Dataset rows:
◇ ◇ ◇ ◇

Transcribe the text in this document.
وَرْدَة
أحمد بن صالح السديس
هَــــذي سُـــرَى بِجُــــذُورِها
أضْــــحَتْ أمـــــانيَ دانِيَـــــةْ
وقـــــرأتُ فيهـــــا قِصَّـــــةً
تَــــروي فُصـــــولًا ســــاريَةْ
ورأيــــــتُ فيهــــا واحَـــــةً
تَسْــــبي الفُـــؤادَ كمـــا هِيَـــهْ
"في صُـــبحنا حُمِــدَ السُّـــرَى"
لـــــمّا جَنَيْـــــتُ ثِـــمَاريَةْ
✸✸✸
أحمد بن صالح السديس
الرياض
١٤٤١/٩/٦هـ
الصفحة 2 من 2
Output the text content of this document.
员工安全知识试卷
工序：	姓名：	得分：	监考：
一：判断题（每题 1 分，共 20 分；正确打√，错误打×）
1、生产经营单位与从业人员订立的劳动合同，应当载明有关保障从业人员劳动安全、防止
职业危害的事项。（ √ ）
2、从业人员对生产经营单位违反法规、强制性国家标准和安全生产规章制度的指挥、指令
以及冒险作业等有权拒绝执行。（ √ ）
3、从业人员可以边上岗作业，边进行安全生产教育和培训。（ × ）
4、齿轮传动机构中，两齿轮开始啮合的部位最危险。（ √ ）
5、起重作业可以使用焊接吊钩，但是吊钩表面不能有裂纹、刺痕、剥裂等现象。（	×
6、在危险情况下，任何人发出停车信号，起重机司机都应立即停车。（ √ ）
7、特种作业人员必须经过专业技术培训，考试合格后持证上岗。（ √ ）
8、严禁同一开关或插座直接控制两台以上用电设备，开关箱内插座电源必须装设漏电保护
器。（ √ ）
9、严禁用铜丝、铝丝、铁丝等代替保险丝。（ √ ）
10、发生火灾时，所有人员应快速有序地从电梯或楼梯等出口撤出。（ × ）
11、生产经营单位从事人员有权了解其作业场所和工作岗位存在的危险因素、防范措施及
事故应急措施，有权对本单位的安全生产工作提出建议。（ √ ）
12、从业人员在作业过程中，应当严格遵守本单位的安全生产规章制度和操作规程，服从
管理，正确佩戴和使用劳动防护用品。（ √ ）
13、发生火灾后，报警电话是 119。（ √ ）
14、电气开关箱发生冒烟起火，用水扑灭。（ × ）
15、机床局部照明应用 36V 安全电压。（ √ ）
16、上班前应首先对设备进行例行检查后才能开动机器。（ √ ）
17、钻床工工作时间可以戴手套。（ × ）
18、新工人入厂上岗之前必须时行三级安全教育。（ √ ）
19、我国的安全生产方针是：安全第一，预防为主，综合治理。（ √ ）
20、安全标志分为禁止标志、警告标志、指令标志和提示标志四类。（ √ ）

◇ ◇ ◇ ◇

■ Directions for this task ■
Repeat every line of the data, exactly and in full.

■ Solution to the exercise ■
Transcribe the text in this document.
وَرْدَة
أحمد بن صالح السديس
هَــــذي سُـــرَى بِجُــــذُورِها
أضْــــحَتْ أمـــــانيَ دانِيَـــــةْ
وقـــــرأتُ فيهـــــا قِصَّـــــةً
تَــــروي فُصـــــولًا ســــاريَةْ
ورأيــــــتُ فيهــــا واحَـــــةً
تَسْــــبي الفُـــؤادَ كمـــا هِيَـــهْ
"في صُـــبحنا حُمِــدَ السُّـــرَى"
لـــــمّا جَنَيْـــــتُ ثِـــمَاريَةْ
✸✸✸
أحمد بن صالح السديس
الرياض
١٤٤١/٩/٦هـ
الصفحة 2 من 2
Output the text content of this document.
员工安全知识试卷
工序：	姓名：	得分：	监考：
一：判断题（每题 1 分，共 20 分；正确打√，错误打×）
1、生产经营单位与从业人员订立的劳动合同，应当载明有关保障从业人员劳动安全、防止
职业危害的事项。（ √ ）
2、从业人员对生产经营单位违反法规、强制性国家标准和安全生产规章制度的指挥、指令
以及冒险作业等有权拒绝执行。（ √ ）
3、从业人员可以边上岗作业，边进行安全生产教育和培训。（ × ）
4、齿轮传动机构中，两齿轮开始啮合的部位最危险。（ √ ）
5、起重作业可以使用焊接吊钩，但是吊钩表面不能有裂纹、刺痕、剥裂等现象。（	×
6、在危险情况下，任何人发出停车信号，起重机司机都应立即停车。（ √ ）
7、特种作业人员必须经过专业技术培训，考试合格后持证上岗。（ √ ）
8、严禁同一开关或插座直接控制两台以上用电设备，开关箱内插座电源必须装设漏电保护
器。（ √ ）
9、严禁用铜丝、铝丝、铁丝等代替保险丝。（ √ ）
10、发生火灾时，所有人员应快速有序地从电梯或楼梯等出口撤出。（ × ）
11、生产经营单位从事人员有权了解其作业场所和工作岗位存在的危险因素、防范措施及
事故应急措施，有权对本单位的安全生产工作提出建议。（ √ ）
12、从业人员在作业过程中，应当严格遵守本单位的安全生产规章制度和操作规程，服从
管理，正确佩戴和使用劳动防护用品。（ √ ）
13、发生火灾后，报警电话是 119。（ √ ）
14、电气开关箱发生冒烟起火，用水扑灭。（ × ）
15、机床局部照明应用 36V 安全电压。（ √ ）
16、上班前应首先对设备进行例行检查后才能开动机器。（ √ ）
17、钻床工工作时间可以戴手套。（ × ）
18、新工人入厂上岗之前必须时行三级安全教育。（ √ ）
19、我国的安全生产方针是：安全第一，预防为主，综合治理。（ √ ）
20、安全标志分为禁止标志、警告标志、指令标志和提示标志四类。（ √ ）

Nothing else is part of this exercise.